** Attività da svolgere **
**1.** Trascrivi fedelmente il brano sulle origini del Futurismo da "Un inizio perciò, visto" fino a "della macchina appunto." compreso.
**2.** Elenca tutte le persone per cui il brano sulle origini del Futurismo riporta gli anni di nascita e di morte, ciascuna con tali anni.

Un inizio perciò, visto in questa estrema sintesi della Storia, alquanto aleatorio se si pensa che già un narratore italiano della seconda metà dell’Ottocento romantico, Giovanni Faldella (1846-1928), in un romanzo ormai sconosciuto ai più, Tota Nerina, andava annunciando che il nuovo fine dell’artista moderno doveva essere rivolto verso la nascente realtà in movimento, atto ad innalzare proprio quella “nuova” realtà dalla quale la coscienza e la tecnica, aprivano ormai all’uomo le problematiche della moderna società borghese, industriosa, ma non ancora prettamente industriale per quanto riguarda l’Italia giolittiana, della scienza e degli affari, della tecnica e della macchina appunto.

Così come farà, sempre per una rincorsa al “tutto iniziò così” e con tutte le differenze di stile, impostazione e cultura, Gabriel Alomar (1873-1941) in una conferenza tenuta presso l’Ateneo di Barcellona, il 18 giugno 1904 ed intitolata, guarda caso, El Futurisme. Alomar in un vero e proprio fervore modernista incitava, dall’iberica tribuna universitaria e qualche momento prima di Marinetti, proprio verso un attivo “(…) credo al continuo e misterioso divenire di tutta la natura, nel lavorio millenario che trasforma e distrugge le cose, che estrae la vita e la coscienza dalla massa amorfa del caos” (G. Alomar).

Il testo della conferenza compare prima in catalano, nel volume edito da L’Avenc nel 1905, poi tradotto in spagnolo nella rivista Renacimiento – sett.-nov. 1907 -, recensito nel 1908, in maniera entusiasta, da Marcel Robin nel parigino Mercure de France, rivista amata e letta da Marinetti stesso nella quale, nel 1905 aveva a sua volta pubblicato Le Roi Bombance. Rubén Darìo nel 1907, sempre prima del “primo manifesto”, ricorda a Marinetti stesso, in un articolo pubblicato sulla rivista da questi fondata e diretta Poesia che il futurismo deve accogliere come “prestigioso padre” proprio Alomar.

Comunque non possiamo assolutamente considerarlo un caso “regionale”, isolato e “lontano”, anche se il resto arriverà poi, in maniera più acuta e definita proprio con Marinetti, “centrifuga” delle nuove tendenze, e il 1909, per divenire Storia e Storie, fatte di Arti, grandi artisti, manifesti, fuoriuscite, diffusione, malintesi, politica, in una ridda di elementi ricercati ed analizzati da molti studiosi nel mondo, momento di valutazione ed indagine storiografica per il modo/modi di accostarsi al movimento, le cause del suo sviluppo successivo, l’inevitabile impasse insito fra le pieghe cronologiche della proposta, dell’oggetto-soggetto stesso scelto da Marinetti prima e da tutte le altre personalità del e nel gruppo poi: il futuro, anzi il Futurismo. Tema dominante del movimento è fin dall’inizio l’idolo-simbolo della macchina, elemento che a sua volta incarna tutti i fondamentali ideali dell’arte e della vita futurista: la modernità, il progresso tecnologico e appunto la velocità, il dinamismo. Abbinando alla cognizione del “viaggio in automobile” la teoria dell’intuizionismo del filosofo Henri Bergson (1859-1941), di cui Giovanni Papini (1881-1956) è uno dei primi a riunire, in Italia, nel 1909, una scelta di testi, nel volume La Filosofia dell’intuizione.

** Dati estratti **

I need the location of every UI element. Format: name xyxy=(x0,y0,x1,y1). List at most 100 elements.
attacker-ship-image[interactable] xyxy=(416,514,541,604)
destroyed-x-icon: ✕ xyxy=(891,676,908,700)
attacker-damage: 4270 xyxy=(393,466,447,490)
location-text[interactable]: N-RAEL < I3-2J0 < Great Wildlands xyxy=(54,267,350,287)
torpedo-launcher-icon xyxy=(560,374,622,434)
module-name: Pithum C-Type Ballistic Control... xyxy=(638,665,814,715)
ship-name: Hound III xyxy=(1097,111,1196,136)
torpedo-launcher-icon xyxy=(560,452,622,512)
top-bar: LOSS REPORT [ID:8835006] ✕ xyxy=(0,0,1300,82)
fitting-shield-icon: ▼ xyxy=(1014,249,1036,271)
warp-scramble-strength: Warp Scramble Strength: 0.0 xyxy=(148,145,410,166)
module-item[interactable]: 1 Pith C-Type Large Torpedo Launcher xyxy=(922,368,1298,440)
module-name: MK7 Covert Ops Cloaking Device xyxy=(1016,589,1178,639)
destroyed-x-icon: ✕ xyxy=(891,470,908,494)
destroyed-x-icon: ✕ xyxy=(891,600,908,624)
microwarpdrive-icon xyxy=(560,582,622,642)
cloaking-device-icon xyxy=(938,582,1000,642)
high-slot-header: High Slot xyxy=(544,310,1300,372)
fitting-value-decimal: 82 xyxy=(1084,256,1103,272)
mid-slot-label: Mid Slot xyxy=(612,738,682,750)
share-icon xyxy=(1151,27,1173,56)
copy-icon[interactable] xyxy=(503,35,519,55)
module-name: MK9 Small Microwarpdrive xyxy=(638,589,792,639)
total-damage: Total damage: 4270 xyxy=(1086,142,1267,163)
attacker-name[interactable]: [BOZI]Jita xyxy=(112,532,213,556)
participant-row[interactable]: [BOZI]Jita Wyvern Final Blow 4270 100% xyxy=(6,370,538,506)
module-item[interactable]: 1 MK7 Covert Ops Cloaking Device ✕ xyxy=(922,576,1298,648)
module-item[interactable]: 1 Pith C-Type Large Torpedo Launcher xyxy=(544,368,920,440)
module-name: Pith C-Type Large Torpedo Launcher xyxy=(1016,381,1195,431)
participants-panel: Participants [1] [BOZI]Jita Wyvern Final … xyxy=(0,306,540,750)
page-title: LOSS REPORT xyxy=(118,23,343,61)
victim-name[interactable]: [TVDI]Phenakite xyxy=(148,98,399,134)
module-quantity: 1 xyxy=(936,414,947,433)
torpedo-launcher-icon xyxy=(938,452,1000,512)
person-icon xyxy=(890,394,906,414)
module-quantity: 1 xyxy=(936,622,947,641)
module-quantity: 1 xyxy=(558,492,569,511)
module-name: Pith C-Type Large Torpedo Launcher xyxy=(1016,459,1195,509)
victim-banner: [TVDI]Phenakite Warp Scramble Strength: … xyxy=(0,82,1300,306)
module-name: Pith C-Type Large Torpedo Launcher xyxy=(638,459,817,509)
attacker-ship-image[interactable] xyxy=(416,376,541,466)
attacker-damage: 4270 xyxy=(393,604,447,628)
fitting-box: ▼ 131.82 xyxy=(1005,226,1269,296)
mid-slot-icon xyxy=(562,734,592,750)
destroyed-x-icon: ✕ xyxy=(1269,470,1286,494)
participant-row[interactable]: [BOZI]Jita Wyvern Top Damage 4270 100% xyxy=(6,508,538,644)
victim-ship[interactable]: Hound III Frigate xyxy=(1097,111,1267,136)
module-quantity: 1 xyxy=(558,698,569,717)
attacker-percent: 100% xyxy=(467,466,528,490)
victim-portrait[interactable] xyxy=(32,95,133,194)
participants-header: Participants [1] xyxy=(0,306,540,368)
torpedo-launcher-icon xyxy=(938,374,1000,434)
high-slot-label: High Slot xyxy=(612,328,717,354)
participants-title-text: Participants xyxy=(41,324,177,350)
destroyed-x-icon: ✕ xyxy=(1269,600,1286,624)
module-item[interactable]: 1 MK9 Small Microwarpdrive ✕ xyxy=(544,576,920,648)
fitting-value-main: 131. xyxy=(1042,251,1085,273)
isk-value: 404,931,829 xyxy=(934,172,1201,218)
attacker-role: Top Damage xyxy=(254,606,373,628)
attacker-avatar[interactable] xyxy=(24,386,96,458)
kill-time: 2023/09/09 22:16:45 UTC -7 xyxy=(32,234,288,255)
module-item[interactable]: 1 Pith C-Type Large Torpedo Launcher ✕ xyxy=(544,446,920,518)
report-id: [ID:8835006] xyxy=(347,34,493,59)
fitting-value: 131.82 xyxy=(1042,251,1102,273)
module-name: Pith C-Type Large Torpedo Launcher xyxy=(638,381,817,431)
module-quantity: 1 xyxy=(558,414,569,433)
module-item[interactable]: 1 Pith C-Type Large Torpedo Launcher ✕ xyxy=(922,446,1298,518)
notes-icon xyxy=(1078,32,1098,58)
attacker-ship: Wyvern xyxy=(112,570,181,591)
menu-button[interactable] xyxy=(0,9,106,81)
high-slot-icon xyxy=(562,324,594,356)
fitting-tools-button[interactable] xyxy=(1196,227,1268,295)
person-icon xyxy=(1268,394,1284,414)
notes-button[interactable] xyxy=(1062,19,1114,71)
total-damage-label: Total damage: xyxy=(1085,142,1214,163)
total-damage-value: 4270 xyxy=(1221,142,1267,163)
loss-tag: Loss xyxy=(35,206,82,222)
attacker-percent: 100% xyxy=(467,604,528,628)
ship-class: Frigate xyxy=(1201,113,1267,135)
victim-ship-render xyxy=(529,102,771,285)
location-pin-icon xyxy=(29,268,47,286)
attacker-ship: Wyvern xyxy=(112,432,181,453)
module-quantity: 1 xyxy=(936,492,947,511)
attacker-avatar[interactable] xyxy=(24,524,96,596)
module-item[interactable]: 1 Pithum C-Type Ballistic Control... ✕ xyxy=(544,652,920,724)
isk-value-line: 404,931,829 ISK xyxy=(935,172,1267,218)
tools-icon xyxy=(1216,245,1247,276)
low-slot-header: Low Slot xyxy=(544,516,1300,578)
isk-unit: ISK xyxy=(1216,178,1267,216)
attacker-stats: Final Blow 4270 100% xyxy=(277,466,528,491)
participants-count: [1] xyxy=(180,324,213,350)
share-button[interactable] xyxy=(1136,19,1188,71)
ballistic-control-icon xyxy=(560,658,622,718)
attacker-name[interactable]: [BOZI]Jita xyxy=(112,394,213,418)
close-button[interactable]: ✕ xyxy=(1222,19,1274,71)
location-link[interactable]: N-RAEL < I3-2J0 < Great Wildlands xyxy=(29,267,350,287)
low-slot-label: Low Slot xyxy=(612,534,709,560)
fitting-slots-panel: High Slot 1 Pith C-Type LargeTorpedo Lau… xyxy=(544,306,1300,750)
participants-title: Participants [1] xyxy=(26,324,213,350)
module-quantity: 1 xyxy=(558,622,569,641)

** Risultati per attività **
**1.**
Un inizio perciò, visto in questa estrema sintesi della Storia, alquanto aleatorio se si pensa che già un narratore italiano della seconda metà dell’Ottocento romantico, Giovanni Faldella (1846-1928), in un romanzo ormai sconosciuto ai più, Tota Nerina, andava annunciando che il nuovo fine dell’artista moderno doveva essere rivolto verso la nascente realtà in movimento, atto ad innalzare proprio quella “nuova” realtà dalla quale la coscienza e la tecnica, aprivano ormai all’uomo le problematiche della moderna società borghese, industriosa, ma non ancora prettamente industriale per quanto riguarda l’Italia giolittiana, della scienza e degli affari, della tecnica e della macchina appunto.

**2.**
- Giovanni Faldella (1846-1928)
- Gabriel Alomar (1873-1941)
- Henri Bergson (1859-1941)
- Giovanni Papini (1881-1956)